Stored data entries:

---------------

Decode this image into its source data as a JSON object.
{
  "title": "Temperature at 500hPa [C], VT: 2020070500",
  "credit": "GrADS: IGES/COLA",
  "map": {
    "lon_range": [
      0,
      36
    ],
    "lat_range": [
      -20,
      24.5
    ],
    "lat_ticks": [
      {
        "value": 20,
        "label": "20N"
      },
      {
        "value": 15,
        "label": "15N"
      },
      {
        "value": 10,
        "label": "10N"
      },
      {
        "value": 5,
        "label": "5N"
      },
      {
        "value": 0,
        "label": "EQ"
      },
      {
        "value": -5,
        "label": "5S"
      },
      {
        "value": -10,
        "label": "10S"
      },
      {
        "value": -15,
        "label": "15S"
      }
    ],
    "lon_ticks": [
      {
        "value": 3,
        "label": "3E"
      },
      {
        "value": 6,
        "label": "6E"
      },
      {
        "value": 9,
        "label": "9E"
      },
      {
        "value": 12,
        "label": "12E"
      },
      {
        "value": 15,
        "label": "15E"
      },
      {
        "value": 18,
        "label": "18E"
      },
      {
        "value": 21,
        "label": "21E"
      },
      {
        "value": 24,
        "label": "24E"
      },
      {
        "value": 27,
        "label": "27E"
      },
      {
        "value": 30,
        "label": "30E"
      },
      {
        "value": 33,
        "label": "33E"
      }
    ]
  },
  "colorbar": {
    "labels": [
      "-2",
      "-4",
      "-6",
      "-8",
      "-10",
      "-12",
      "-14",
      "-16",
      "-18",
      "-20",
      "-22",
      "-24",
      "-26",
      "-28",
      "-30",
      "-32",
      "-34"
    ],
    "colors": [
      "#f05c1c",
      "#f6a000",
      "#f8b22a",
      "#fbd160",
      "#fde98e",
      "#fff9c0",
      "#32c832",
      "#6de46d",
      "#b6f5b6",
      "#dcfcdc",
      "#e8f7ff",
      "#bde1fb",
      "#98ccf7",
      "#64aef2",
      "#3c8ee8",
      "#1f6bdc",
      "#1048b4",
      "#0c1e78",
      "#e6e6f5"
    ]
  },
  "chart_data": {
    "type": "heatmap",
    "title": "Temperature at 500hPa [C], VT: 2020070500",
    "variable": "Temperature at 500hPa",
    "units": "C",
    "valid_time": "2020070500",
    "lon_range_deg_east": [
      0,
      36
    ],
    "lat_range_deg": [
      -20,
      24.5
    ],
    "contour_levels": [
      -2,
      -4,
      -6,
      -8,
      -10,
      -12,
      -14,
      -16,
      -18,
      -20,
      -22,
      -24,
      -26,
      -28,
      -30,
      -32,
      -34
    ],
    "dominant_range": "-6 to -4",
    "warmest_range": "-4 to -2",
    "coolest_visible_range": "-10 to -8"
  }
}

---------------

(Problem to work on) Please set down each line of the records exactly as given.

(Complete output)
Decode this image into its source data as a JSON object.
{
  "title": "Temperature at 500hPa [C], VT: 2020070500",
  "credit": "GrADS: IGES/COLA",
  "map": {
    "lon_range": [
      0,
      36
    ],
    "lat_range": [
      -20,
      24.5
    ],
    "lat_ticks": [
      {
        "value": 20,
        "label": "20N"
      },
      {
        "value": 15,
        "label": "15N"
      },
      {
        "value": 10,
        "label": "10N"
      },
      {
        "value": 5,
        "label": "5N"
      },
      {
        "value": 0,
        "label": "EQ"
      },
      {
        "value": -5,
        "label": "5S"
      },
      {
        "value": -10,
        "label": "10S"
      },
      {
        "value": -15,
        "label": "15S"
      }
    ],
    "lon_ticks": [
      {
        "value": 3,
        "label": "3E"
      },
      {
        "value": 6,
        "label": "6E"
      },
      {
        "value": 9,
        "label": "9E"
      },
      {
        "value": 12,
        "label": "12E"
      },
      {
        "value": 15,
        "label": "15E"
      },
      {
        "value": 18,
        "label": "18E"
      },
      {
        "value": 21,
        "label": "21E"
      },
      {
        "value": 24,
        "label": "24E"
      },
      {
        "value": 27,
        "label": "27E"
      },
      {
        "value": 30,
        "label": "30E"
      },
      {
        "value": 33,
        "label": "33E"
      }
    ]
  },
  "colorbar": {
    "labels": [
      "-2",
      "-4",
      "-6",
      "-8",
      "-10",
      "-12",
      "-14",
      "-16",
      "-18",
      "-20",
      "-22",
      "-24",
      "-26",
      "-28",
      "-30",
      "-32",
      "-34"
    ],
    "colors": [
      "#f05c1c",
      "#f6a000",
      "#f8b22a",
      "#fbd160",
      "#fde98e",
      "#fff9c0",
      "#32c832",
      "#6de46d",
      "#b6f5b6",
      "#dcfcdc",
      "#e8f7ff",
      "#bde1fb",
      "#98ccf7",
      "#64aef2",
      "#3c8ee8",
      "#1f6bdc",
      "#1048b4",
      "#0c1e78",
      "#e6e6f5"
    ]
  },
  "chart_data": {
    "type": "heatmap",
    "title": "Temperature at 500hPa [C], VT: 2020070500",
    "variable": "Temperature at 500hPa",
    "units": "C",
    "valid_time": "2020070500",
    "lon_range_deg_east": [
      0,
      36
    ],
    "lat_range_deg": [
      -20,
      24.5
    ],
    "contour_levels": [
      -2,
      -4,
      -6,
      -8,
      -10,
      -12,
      -14,
      -16,
      -18,
      -20,
      -22,
      -24,
      -26,
      -28,
      -30,
      -32,
      -34
    ],
    "dominant_range": "-6 to -4",
    "warmest_range": "-4 to -2",
    "coolest_visible_range": "-10 to -8"
  }
}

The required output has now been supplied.